▶ **TASK BRIEF**
Write out all of the data without omission, exactly as shown.

----

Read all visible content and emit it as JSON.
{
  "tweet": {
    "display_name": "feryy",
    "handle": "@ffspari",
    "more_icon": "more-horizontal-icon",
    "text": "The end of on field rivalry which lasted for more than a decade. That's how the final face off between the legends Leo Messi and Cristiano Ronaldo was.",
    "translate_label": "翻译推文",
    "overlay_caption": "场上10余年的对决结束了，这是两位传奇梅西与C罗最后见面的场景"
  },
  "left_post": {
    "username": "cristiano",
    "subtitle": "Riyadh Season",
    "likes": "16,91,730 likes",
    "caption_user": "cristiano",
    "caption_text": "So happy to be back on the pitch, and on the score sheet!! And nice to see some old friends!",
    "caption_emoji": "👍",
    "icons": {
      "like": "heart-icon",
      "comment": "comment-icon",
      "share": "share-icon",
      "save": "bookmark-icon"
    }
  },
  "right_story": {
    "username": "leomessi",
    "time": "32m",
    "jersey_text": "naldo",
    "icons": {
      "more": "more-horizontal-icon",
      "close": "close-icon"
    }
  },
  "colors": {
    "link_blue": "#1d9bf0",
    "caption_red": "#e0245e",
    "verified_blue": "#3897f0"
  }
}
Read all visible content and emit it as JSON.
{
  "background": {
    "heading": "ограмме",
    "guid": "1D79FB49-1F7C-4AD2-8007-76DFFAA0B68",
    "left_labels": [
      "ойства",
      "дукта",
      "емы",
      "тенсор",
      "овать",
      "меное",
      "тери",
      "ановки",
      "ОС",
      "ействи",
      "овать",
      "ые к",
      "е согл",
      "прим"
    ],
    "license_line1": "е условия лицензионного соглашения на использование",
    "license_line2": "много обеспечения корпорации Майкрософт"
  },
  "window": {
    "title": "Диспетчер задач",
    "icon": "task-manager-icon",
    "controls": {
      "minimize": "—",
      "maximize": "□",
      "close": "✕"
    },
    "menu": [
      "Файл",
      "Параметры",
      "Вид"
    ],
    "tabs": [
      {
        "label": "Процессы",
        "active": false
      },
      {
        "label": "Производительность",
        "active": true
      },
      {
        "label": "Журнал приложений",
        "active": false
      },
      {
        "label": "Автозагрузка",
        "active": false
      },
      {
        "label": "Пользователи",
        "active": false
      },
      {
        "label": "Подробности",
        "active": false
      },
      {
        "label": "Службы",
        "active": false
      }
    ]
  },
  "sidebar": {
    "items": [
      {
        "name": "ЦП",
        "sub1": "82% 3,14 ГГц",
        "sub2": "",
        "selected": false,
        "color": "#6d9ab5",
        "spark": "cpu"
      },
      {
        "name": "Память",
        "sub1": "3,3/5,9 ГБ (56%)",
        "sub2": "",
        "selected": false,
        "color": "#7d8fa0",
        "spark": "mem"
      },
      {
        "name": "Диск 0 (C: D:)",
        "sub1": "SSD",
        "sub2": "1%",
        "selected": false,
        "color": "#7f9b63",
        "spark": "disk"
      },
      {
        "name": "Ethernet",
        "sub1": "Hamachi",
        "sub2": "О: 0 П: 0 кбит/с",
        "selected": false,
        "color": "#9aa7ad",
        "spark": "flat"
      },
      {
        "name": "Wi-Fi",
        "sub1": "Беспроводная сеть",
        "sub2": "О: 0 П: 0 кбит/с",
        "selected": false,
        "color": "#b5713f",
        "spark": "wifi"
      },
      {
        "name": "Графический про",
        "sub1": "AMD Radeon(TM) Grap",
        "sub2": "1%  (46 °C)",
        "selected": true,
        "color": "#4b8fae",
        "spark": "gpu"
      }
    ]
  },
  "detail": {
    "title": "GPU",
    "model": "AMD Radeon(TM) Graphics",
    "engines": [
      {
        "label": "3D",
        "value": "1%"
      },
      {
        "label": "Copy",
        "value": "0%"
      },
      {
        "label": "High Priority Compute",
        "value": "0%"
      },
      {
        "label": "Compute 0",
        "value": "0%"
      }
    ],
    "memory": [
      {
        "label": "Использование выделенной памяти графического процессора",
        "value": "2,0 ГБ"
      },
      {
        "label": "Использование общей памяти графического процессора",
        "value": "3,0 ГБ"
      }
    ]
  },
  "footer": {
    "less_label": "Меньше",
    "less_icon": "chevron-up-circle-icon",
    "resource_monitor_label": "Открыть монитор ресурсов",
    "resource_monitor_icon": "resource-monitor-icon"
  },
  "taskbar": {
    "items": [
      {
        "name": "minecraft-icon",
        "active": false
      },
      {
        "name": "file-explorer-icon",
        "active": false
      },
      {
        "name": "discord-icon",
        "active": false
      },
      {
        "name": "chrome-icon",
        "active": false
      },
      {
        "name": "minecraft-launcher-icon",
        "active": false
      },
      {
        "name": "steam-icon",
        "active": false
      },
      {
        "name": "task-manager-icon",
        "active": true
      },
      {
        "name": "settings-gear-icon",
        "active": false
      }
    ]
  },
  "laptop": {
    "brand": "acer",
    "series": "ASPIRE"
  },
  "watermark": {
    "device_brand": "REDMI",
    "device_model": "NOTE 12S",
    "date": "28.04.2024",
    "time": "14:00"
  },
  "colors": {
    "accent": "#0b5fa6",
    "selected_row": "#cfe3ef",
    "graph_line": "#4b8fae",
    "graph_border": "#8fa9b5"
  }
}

----

▶ **TASK RESULT**
Read all visible content and emit it as JSON.
{
  "tweet": {
    "display_name": "feryy",
    "handle": "@ffspari",
    "more_icon": "more-horizontal-icon",
    "text": "The end of on field rivalry which lasted for more than a decade. That's how the final face off between the legends Leo Messi and Cristiano Ronaldo was.",
    "translate_label": "翻译推文",
    "overlay_caption": "场上10余年的对决结束了，这是两位传奇梅西与C罗最后见面的场景"
  },
  "left_post": {
    "username": "cristiano",
    "subtitle": "Riyadh Season",
    "likes": "16,91,730 likes",
    "caption_user": "cristiano",
    "caption_text": "So happy to be back on the pitch, and on the score sheet!! And nice to see some old friends!",
    "caption_emoji": "👍",
    "icons": {
      "like": "heart-icon",
      "comment": "comment-icon",
      "share": "share-icon",
      "save": "bookmark-icon"
    }
  },
  "right_story": {
    "username": "leomessi",
    "time": "32m",
    "jersey_text": "naldo",
    "icons": {
      "more": "more-horizontal-icon",
      "close": "close-icon"
    }
  },
  "colors": {
    "link_blue": "#1d9bf0",
    "caption_red": "#e0245e",
    "verified_blue": "#3897f0"
  }
}
Read all visible content and emit it as JSON.
{
  "background": {
    "heading": "ограмме",
    "guid": "1D79FB49-1F7C-4AD2-8007-76DFFAA0B68",
    "left_labels": [
      "ойства",
      "дукта",
      "емы",
      "тенсор",
      "овать",
      "меное",
      "тери",
      "ановки",
      "ОС",
      "ействи",
      "овать",
      "ые к",
      "е согл",
      "прим"
    ],
    "license_line1": "е условия лицензионного соглашения на использование",
    "license_line2": "много обеспечения корпорации Майкрософт"
  },
  "window": {
    "title": "Диспетчер задач",
    "icon": "task-manager-icon",
    "controls": {
      "minimize": "—",
      "maximize": "□",
      "close": "✕"
    },
    "menu": [
      "Файл",
      "Параметры",
      "Вид"
    ],
    "tabs": [
      {
        "label": "Процессы",
        "active": false
      },
      {
        "label": "Производительность",
        "active": true
      },
      {
        "label": "Журнал приложений",
        "active": false
      },
      {
        "label": "Автозагрузка",
        "active": false
      },
      {
        "label": "Пользователи",
        "active": false
      },
      {
        "label": "Подробности",
        "active": false
      },
      {
        "label": "Службы",
        "active": false
      }
    ]
  },
  "sidebar": {
    "items": [
      {
        "name": "ЦП",
        "sub1": "82% 3,14 ГГц",
        "sub2": "",
        "selected": false,
        "color": "#6d9ab5",
        "spark": "cpu"
      },
      {
        "name": "Память",
        "sub1": "3,3/5,9 ГБ (56%)",
        "sub2": "",
        "selected": false,
        "color": "#7d8fa0",
        "spark": "mem"
      },
      {
        "name": "Диск 0 (C: D:)",
        "sub1": "SSD",
        "sub2": "1%",
        "selected": false,
        "color": "#7f9b63",
        "spark": "disk"
      },
      {
        "name": "Ethernet",
        "sub1": "Hamachi",
        "sub2": "О: 0 П: 0 кбит/с",
        "selected": false,
        "color": "#9aa7ad",
        "spark": "flat"
      },
      {
        "name": "Wi-Fi",
        "sub1": "Беспроводная сеть",
        "sub2": "О: 0 П: 0 кбит/с",
        "selected": false,
        "color": "#b5713f",
        "spark": "wifi"
      },
      {
        "name": "Графический про",
        "sub1": "AMD Radeon(TM) Grap",
        "sub2": "1%  (46 °C)",
        "selected": true,
        "color": "#4b8fae",
        "spark": "gpu"
      }
    ]
  },
  "detail": {
    "title": "GPU",
    "model": "AMD Radeon(TM) Graphics",
    "engines": [
      {
        "label": "3D",
        "value": "1%"
      },
      {
        "label": "Copy",
        "value": "0%"
      },
      {
        "label": "High Priority Compute",
        "value": "0%"
      },
      {
        "label": "Compute 0",
        "value": "0%"
      }
    ],
    "memory": [
      {
        "label": "Использование выделенной памяти графического процессора",
        "value": "2,0 ГБ"
      },
      {
        "label": "Использование общей памяти графического процессора",
        "value": "3,0 ГБ"
      }
    ]
  },
  "footer": {
    "less_label": "Меньше",
    "less_icon": "chevron-up-circle-icon",
    "resource_monitor_label": "Открыть монитор ресурсов",
    "resource_monitor_icon": "resource-monitor-icon"
  },
  "taskbar": {
    "items": [
      {
        "name": "minecraft-icon",
        "active": false
      },
      {
        "name": "file-explorer-icon",
        "active": false
      },
      {
        "name": "discord-icon",
        "active": false
      },
      {
        "name": "chrome-icon",
        "active": false
      },
      {
        "name": "minecraft-launcher-icon",
        "active": false
      },
      {
        "name": "steam-icon",
        "active": false
      },
      {
        "name": "task-manager-icon",
        "active": true
      },
      {
        "name": "settings-gear-icon",
        "active": false
      }
    ]
  },
  "laptop": {
    "brand": "acer",
    "series": "ASPIRE"
  },
  "watermark": {
    "device_brand": "REDMI",
    "device_model": "NOTE 12S",
    "date": "28.04.2024",
    "time": "14:00"
  },
  "colors": {
    "accent": "#0b5fa6",
    "selected_row": "#cfe3ef",
    "graph_line": "#4b8fae",
    "graph_border": "#8fa9b5"
  }
}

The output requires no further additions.